• _STATED PROBLEM_:
Looking at the listing, state how many of its lines contain the string "true". Write only the number.

• _RAW DATA_:

______________________________

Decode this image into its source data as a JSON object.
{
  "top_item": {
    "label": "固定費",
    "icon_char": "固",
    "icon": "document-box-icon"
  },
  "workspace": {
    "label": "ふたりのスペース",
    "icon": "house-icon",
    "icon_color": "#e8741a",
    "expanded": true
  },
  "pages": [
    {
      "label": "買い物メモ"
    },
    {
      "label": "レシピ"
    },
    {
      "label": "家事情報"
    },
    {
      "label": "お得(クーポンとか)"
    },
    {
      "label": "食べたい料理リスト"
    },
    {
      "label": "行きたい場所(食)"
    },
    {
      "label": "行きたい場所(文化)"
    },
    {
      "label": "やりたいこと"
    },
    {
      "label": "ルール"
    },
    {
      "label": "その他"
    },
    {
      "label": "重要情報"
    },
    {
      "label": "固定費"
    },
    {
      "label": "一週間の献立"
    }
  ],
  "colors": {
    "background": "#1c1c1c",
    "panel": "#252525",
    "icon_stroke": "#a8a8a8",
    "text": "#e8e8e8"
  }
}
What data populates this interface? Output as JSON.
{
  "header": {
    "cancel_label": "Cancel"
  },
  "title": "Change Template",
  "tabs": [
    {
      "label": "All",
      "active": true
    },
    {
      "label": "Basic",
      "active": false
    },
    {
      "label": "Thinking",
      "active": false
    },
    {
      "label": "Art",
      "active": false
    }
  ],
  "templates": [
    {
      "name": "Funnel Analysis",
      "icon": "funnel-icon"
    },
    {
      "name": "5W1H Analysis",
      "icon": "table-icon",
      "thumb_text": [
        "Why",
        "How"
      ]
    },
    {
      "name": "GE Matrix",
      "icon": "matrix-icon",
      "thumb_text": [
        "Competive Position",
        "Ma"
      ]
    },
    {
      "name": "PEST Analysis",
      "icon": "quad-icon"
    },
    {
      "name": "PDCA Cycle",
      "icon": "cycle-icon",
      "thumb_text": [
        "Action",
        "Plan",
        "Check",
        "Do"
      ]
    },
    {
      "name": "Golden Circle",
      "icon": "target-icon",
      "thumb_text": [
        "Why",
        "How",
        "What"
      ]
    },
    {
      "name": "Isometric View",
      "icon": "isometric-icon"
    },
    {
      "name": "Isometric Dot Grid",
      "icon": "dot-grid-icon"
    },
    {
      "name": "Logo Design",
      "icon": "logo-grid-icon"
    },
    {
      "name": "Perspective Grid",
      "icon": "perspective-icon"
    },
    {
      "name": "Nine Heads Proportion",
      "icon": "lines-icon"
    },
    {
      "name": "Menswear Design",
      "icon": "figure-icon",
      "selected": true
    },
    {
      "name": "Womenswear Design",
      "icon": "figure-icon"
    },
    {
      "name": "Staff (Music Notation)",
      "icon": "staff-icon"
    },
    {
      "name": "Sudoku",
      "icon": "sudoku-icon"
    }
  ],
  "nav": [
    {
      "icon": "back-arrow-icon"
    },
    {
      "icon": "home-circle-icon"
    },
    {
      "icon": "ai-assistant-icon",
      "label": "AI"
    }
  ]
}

______________________________

• _SOLUTION FOR THIS PROBLEM_:
3